Goal —
In the records that follow, show each line where the word "progress" is present.

Entries taken from a collection
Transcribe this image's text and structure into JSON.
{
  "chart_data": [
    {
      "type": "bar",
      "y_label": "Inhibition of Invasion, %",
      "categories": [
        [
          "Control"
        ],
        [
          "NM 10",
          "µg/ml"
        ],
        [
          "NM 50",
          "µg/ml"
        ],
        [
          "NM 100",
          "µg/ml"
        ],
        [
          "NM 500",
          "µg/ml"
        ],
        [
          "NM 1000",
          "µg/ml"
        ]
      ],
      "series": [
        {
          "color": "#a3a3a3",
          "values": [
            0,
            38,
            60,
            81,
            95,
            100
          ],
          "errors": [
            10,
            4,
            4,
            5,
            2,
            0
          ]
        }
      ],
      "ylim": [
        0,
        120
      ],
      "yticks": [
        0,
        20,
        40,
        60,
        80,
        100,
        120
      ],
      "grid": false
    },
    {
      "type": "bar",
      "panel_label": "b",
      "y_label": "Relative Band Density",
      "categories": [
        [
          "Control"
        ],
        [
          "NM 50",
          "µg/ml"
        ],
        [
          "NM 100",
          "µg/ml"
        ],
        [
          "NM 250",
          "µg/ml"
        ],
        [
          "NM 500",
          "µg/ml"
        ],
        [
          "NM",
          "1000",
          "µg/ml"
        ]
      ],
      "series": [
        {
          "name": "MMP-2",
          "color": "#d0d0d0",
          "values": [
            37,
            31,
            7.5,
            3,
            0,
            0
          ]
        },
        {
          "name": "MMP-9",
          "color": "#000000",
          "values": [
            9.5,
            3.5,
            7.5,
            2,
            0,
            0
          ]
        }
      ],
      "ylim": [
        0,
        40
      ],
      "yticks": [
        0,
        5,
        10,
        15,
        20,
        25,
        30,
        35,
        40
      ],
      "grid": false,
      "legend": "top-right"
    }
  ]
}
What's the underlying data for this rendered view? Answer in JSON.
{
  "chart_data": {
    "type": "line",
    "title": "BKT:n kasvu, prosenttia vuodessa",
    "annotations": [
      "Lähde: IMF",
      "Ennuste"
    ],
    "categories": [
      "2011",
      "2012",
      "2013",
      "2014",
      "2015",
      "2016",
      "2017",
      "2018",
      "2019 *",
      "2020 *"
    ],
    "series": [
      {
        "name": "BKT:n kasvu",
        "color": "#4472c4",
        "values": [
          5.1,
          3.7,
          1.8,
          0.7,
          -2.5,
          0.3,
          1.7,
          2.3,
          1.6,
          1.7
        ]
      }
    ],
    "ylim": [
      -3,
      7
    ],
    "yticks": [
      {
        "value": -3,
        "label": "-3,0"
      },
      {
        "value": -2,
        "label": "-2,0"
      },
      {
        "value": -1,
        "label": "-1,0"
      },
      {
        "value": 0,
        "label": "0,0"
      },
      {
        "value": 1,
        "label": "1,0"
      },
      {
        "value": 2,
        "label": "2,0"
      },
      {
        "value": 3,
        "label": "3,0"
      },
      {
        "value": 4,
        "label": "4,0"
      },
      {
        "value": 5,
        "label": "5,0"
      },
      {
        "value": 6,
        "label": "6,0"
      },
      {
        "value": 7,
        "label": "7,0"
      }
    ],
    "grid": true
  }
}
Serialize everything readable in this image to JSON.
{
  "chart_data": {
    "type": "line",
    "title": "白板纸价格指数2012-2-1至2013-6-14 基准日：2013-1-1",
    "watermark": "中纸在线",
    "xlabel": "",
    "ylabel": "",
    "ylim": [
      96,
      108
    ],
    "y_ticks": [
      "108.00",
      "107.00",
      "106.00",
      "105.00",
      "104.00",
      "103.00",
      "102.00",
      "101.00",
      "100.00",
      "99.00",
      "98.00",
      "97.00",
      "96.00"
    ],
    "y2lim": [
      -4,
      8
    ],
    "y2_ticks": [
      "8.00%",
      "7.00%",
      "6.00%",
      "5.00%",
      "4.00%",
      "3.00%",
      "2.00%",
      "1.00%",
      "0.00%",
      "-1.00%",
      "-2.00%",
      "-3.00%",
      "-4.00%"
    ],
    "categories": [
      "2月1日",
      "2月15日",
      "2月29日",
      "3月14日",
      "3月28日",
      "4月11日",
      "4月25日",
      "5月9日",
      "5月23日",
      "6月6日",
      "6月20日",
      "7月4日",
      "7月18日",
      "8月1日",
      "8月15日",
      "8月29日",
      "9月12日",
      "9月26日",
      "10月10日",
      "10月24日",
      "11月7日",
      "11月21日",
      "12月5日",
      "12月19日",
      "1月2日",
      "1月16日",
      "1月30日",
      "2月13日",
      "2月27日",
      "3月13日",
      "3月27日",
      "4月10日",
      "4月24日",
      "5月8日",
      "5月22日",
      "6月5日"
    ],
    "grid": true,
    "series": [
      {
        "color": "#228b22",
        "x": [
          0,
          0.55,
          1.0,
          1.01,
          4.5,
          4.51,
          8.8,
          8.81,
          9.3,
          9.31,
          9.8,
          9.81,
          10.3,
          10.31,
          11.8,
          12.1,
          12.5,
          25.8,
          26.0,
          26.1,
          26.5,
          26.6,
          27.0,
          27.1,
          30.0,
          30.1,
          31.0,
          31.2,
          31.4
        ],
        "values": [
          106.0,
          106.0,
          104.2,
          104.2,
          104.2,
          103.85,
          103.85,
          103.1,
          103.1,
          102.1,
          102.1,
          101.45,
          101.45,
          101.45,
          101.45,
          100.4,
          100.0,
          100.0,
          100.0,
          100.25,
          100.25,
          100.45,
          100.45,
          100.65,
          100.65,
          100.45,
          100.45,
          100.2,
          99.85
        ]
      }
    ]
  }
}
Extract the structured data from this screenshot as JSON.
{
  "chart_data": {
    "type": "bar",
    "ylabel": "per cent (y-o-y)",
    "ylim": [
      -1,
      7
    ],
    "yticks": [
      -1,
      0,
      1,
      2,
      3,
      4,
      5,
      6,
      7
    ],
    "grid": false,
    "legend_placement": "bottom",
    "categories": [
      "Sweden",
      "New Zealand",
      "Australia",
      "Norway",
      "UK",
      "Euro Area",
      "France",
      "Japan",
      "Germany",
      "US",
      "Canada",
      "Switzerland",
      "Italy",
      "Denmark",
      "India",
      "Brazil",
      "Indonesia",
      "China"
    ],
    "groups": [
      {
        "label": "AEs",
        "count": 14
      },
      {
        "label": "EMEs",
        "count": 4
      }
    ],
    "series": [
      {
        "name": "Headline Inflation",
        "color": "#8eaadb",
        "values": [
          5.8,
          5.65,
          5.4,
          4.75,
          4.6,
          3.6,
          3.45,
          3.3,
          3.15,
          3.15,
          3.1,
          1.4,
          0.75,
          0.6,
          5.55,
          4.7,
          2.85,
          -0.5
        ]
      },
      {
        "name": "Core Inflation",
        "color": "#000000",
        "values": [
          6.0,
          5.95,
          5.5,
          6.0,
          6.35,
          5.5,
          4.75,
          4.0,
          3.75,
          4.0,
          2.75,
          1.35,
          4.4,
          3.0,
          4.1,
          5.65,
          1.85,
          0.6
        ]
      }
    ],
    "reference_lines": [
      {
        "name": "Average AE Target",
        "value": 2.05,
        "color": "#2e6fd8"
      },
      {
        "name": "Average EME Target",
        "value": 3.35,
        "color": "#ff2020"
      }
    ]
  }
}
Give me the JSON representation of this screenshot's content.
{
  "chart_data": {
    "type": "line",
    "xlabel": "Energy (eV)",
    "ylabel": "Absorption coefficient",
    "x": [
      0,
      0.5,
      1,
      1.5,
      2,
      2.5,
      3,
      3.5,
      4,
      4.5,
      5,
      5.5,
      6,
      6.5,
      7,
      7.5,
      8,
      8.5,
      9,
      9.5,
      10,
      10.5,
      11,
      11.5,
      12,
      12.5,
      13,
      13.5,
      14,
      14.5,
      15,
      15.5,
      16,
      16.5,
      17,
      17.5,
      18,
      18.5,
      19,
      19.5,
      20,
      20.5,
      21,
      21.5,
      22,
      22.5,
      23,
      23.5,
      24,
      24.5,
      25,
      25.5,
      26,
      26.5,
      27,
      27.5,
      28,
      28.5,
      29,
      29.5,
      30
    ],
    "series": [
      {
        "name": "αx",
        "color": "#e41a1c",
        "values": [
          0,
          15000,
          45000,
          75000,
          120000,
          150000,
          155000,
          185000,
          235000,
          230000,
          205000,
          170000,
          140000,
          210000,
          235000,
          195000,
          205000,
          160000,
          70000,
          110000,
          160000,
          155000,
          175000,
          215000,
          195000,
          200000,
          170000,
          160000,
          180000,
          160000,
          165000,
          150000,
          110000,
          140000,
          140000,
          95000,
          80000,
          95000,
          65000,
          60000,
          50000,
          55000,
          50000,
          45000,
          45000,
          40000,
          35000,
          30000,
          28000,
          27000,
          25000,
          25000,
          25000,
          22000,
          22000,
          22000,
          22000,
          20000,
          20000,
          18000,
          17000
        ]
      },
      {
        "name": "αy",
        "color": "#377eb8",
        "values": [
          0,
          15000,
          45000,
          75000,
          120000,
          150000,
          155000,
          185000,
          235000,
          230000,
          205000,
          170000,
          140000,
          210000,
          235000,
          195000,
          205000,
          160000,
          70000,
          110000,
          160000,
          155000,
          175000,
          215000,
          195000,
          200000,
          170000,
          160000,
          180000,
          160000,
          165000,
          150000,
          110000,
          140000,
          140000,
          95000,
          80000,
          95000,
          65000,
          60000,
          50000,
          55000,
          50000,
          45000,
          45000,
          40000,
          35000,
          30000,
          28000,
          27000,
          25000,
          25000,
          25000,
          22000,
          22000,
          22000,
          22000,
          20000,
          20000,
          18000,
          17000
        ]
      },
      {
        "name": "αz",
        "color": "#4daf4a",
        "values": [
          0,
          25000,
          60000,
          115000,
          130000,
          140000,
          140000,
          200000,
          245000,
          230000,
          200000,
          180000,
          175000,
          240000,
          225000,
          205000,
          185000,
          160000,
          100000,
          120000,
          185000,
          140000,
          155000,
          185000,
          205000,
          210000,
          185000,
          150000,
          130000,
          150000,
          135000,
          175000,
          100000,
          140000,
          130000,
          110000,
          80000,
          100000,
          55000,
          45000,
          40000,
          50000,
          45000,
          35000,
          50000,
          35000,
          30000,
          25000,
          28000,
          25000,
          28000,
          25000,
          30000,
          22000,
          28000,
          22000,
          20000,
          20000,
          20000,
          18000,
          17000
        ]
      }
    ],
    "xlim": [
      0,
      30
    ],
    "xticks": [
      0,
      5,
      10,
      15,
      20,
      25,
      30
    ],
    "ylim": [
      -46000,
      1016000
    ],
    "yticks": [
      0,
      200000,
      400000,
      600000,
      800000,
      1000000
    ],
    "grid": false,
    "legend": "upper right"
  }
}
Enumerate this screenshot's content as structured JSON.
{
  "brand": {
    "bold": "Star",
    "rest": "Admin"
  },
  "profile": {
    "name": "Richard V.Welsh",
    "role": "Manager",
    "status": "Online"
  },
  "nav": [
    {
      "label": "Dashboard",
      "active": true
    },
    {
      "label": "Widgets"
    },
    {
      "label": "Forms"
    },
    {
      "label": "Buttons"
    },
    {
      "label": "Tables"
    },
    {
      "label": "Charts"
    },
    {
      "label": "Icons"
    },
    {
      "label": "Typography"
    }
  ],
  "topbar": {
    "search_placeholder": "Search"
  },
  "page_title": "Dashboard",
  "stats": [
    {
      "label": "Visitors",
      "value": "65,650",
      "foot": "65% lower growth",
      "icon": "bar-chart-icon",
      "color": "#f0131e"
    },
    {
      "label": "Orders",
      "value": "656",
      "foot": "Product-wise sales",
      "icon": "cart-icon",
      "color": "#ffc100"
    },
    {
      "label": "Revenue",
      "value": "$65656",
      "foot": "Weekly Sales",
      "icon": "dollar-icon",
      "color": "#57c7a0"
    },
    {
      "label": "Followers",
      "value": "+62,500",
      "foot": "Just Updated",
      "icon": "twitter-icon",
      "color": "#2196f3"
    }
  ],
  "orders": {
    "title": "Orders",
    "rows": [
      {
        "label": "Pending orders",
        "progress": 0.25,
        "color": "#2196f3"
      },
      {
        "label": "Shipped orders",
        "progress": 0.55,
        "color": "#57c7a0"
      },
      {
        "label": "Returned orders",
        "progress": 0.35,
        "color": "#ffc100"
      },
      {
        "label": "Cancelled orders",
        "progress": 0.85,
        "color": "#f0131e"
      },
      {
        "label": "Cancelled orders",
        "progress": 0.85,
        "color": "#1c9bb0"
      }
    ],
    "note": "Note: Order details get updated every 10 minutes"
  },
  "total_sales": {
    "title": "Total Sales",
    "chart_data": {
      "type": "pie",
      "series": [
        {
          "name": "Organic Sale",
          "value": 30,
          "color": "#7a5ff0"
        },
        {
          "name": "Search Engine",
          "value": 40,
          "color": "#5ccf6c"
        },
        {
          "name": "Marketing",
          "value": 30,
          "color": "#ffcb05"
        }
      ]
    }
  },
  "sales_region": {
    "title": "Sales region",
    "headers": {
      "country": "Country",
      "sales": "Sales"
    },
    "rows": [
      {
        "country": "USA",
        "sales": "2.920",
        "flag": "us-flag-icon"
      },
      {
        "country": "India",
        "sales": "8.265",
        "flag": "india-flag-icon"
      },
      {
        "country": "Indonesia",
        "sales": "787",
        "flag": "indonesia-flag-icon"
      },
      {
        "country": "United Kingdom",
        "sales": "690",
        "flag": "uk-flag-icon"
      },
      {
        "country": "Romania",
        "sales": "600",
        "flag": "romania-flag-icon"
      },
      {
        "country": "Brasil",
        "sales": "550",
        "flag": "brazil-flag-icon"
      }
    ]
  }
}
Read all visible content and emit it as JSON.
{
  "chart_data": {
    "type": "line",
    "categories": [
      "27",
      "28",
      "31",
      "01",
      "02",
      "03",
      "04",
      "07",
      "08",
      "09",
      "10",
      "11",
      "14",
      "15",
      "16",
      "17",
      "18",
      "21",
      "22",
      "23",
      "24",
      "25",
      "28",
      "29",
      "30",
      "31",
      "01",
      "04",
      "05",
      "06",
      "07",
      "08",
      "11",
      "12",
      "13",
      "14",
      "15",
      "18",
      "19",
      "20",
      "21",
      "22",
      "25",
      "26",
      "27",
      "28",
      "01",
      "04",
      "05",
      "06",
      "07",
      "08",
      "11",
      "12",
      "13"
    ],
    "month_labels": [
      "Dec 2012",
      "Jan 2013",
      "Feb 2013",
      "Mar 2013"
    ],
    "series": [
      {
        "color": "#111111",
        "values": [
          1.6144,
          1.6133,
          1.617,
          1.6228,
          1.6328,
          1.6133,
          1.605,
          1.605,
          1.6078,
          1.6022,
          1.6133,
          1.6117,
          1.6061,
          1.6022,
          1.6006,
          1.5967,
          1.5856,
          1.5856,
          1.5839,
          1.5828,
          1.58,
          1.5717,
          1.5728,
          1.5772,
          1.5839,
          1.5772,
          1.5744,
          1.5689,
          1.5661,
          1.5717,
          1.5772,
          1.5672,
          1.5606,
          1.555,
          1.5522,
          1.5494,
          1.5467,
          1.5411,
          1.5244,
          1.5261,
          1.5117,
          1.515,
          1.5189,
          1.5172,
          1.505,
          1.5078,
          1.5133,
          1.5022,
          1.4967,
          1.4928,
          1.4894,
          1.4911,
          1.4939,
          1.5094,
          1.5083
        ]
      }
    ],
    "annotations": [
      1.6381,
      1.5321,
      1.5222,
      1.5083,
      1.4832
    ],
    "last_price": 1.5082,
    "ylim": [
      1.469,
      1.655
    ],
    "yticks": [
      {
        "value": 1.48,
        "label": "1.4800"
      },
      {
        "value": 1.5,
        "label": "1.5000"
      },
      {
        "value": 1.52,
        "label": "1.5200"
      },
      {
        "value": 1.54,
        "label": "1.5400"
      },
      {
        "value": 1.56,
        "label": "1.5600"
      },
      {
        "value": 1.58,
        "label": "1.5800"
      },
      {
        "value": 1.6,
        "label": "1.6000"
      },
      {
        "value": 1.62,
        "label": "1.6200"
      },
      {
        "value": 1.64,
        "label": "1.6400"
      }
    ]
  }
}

Result below —
        "progress": 0.25,
        "progress": 0.55,
        "progress": 0.35,
        "progress": 0.85,
        "progress": 0.85,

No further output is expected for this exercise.